#### WHAT IS ASKED:
Give the total number of lines with the word "JSON" in them, and no other words.

::::::::::

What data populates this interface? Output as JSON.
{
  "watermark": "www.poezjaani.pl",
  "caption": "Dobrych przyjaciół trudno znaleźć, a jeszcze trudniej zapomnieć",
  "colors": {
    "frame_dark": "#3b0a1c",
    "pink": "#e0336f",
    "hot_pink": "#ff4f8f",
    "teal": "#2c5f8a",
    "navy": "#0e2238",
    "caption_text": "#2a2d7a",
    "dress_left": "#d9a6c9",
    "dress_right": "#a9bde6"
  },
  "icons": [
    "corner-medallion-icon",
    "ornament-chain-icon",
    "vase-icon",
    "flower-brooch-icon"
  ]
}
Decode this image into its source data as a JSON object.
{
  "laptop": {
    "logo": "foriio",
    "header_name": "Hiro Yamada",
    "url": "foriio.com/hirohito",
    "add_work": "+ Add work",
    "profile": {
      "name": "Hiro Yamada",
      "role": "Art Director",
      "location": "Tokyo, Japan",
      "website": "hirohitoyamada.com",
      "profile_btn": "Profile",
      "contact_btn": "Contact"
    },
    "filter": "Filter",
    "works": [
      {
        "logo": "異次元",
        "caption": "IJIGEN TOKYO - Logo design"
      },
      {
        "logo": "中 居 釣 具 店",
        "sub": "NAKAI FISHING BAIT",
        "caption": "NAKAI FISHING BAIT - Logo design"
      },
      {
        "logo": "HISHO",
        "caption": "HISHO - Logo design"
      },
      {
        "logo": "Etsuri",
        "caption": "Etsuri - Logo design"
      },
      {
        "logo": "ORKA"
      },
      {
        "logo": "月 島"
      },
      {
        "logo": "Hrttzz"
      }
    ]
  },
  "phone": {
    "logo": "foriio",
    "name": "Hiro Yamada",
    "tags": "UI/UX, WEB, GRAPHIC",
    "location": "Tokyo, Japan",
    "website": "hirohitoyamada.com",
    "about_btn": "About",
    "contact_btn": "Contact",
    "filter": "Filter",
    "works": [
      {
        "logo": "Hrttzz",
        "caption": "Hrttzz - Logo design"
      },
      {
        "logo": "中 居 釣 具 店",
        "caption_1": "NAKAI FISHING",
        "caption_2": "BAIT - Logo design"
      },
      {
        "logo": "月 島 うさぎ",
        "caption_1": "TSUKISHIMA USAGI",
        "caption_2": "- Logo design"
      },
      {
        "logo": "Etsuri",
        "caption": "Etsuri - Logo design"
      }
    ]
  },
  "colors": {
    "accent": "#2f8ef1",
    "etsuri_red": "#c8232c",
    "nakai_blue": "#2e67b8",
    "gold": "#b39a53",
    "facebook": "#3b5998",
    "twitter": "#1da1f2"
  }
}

::::::::::

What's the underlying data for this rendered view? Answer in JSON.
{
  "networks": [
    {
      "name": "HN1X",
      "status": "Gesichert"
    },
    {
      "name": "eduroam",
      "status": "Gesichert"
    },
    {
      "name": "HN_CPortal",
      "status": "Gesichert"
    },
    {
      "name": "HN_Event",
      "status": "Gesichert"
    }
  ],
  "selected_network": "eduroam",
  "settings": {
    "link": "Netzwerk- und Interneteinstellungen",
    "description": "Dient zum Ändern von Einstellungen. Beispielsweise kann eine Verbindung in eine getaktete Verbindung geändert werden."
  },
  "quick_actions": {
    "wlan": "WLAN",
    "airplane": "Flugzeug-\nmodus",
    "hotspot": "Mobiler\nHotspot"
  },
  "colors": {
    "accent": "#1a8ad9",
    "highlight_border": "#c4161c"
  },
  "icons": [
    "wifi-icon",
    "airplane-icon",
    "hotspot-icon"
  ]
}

::::::::::

#### EXERCISE SOLUTION:
3